* [TASK TO CARRY OUT] Would you return the complete listing below word for word?

[Data records]

========

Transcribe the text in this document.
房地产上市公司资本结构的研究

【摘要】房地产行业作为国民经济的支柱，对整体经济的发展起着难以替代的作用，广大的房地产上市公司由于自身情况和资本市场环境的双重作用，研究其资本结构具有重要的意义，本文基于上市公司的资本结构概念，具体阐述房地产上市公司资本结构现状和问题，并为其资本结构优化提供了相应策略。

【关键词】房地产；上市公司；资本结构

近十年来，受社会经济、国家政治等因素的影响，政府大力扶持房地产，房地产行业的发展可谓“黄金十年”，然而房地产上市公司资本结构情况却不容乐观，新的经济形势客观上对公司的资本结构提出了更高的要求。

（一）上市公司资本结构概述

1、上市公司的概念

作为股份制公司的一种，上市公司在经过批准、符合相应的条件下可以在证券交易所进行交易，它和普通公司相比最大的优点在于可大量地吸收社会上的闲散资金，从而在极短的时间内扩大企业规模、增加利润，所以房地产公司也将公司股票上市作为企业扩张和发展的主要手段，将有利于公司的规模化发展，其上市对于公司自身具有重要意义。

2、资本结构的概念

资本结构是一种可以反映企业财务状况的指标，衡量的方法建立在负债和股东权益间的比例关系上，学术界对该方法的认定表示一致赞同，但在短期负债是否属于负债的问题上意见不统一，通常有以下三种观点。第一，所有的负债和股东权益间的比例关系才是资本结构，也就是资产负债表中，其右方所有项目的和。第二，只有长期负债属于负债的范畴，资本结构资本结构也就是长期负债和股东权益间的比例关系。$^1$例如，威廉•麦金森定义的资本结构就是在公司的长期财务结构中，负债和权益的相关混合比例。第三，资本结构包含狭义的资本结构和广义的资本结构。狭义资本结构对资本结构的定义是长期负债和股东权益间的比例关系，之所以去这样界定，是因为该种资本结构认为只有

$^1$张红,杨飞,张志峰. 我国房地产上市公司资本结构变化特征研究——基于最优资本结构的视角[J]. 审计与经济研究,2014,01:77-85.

========

* [WRITTEN ANSWER]
Transcribe the text in this document.
房地产上市公司资本结构的研究

【摘要】房地产行业作为国民经济的支柱，对整体经济的发展起着难以替代的作用，广大的房地产上市公司由于自身情况和资本市场环境的双重作用，研究其资本结构具有重要的意义，本文基于上市公司的资本结构概念，具体阐述房地产上市公司资本结构现状和问题，并为其资本结构优化提供了相应策略。

【关键词】房地产；上市公司；资本结构

近十年来，受社会经济、国家政治等因素的影响，政府大力扶持房地产，房地产行业的发展可谓“黄金十年”，然而房地产上市公司资本结构情况却不容乐观，新的经济形势客观上对公司的资本结构提出了更高的要求。

（一）上市公司资本结构概述

1、上市公司的概念

作为股份制公司的一种，上市公司在经过批准、符合相应的条件下可以在证券交易所进行交易，它和普通公司相比最大的优点在于可大量地吸收社会上的闲散资金，从而在极短的时间内扩大企业规模、增加利润，所以房地产公司也将公司股票上市作为企业扩张和发展的主要手段，将有利于公司的规模化发展，其上市对于公司自身具有重要意义。

2、资本结构的概念

资本结构是一种可以反映企业财务状况的指标，衡量的方法建立在负债和股东权益间的比例关系上，学术界对该方法的认定表示一致赞同，但在短期负债是否属于负债的问题上意见不统一，通常有以下三种观点。第一，所有的负债和股东权益间的比例关系才是资本结构，也就是资产负债表中，其右方所有项目的和。第二，只有长期负债属于负债的范畴，资本结构资本结构也就是长期负债和股东权益间的比例关系。$^1$例如，威廉•麦金森定义的资本结构就是在公司的长期财务结构中，负债和权益的相关混合比例。第三，资本结构包含狭义的资本结构和广义的资本结构。狭义资本结构对资本结构的定义是长期负债和股东权益间的比例关系，之所以去这样界定，是因为该种资本结构认为只有

$^1$张红,杨飞,张志峰. 我国房地产上市公司资本结构变化特征研究——基于最优资本结构的视角[J]. 审计与经济研究,2014,01:77-85.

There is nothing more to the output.